_EXTRAIT DU TEXTE_
Routiers : paroles de luttes

Pendant que les médias qualifiaient les routiers de preneurs d’otages, focalisaient sur le manque de carburant et le péril économique engendré par la grève, nous nous sommes rendus sur différents barrages de l’agglomération lyonnaise. Nous y avons rencontré plusieurs routiers dont deux cédétistes : un routier retraité depuis un an et Pierre D., salarié à Calberson.

Subissant un véritable semi-esclavage, les routiers demandent simplement le paiement de toutes les heures effectuées chaque mois (la notion de taux horaire n’existant pas encore dans cette profession).

Dans ce secteur, ce sont les grands groupes de supermarchés (Auchan, Continent…) et de transport (comme Calberson, un des 1er grand groupe du transport) qui sont les donneurs d’ordre et fixent à minima les prix des livraisons. D’où la concurrence impitoyable entre les patrons transporteurs. Calberson, par exemple, fonctionne uniquement avec un réseau de sous-traitants pour effectuer la traction et la livraison.

_VOS TÂCHES_
1. Recopiez sans rien changer le passage de l'extrait sur les routiers qui commence aux mots « Dans ce secteur, ce » et s'arrête après « et la livraison. ».
2. D'après l'extrait sur les routiers, les affirmations suivantes sont-elles exactes ? Répondez par oui ou par non et citez les mots qui le prouvent.
(a) Parmi les routiers rencontrés figurait un retraité depuis un an.
(b) La notion de taux horaire existe déjà dans la profession de routier.
(c) Calberson assure lui-même la traction et la livraison, sans sous-traitants.
3. Traduisez en anglais cette phrase de l'extrait sur les routiers : « Calberson, par exemple, fonctionne uniquement avec un réseau de sous-traitants pour effectuer la traction et la livraison. »
La liste qui suit l'extrait sur les routiers n'a aucun rapport avec lui.

_BLOC DE DONNÉES_
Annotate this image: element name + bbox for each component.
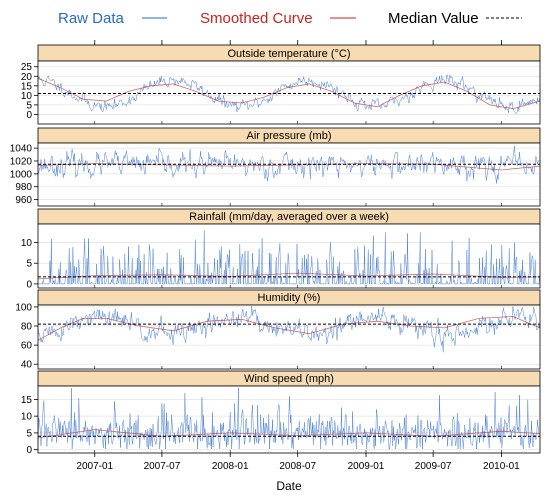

_CORRIGÉ DES EXERCICES_
1.
Dans ce secteur, ce sont les grands groupes de supermarchés (Auchan, Continent…) et de transport (comme Calberson, un des 1er grand groupe du transport) qui sont les donneurs d’ordre et fixent à minima les prix des livraisons. D’où la concurrence impitoyable entre les patrons transporteurs. Calberson, par exemple, fonctionne uniquement avec un réseau de sous-traitants pour effectuer la traction et la livraison.

2.
(a) Oui : « un routier retraité depuis un an ».
(b) Non : « la notion de taux horaire n’existant pas encore dans cette profession ».
(c) Non : « Calberson, par exemple, fonctionne uniquement avec un réseau de sous-traitants pour effectuer la traction et la livraison ».

3. Calberson, for example, operates solely through a network of subcontractors to carry out hauling and delivery.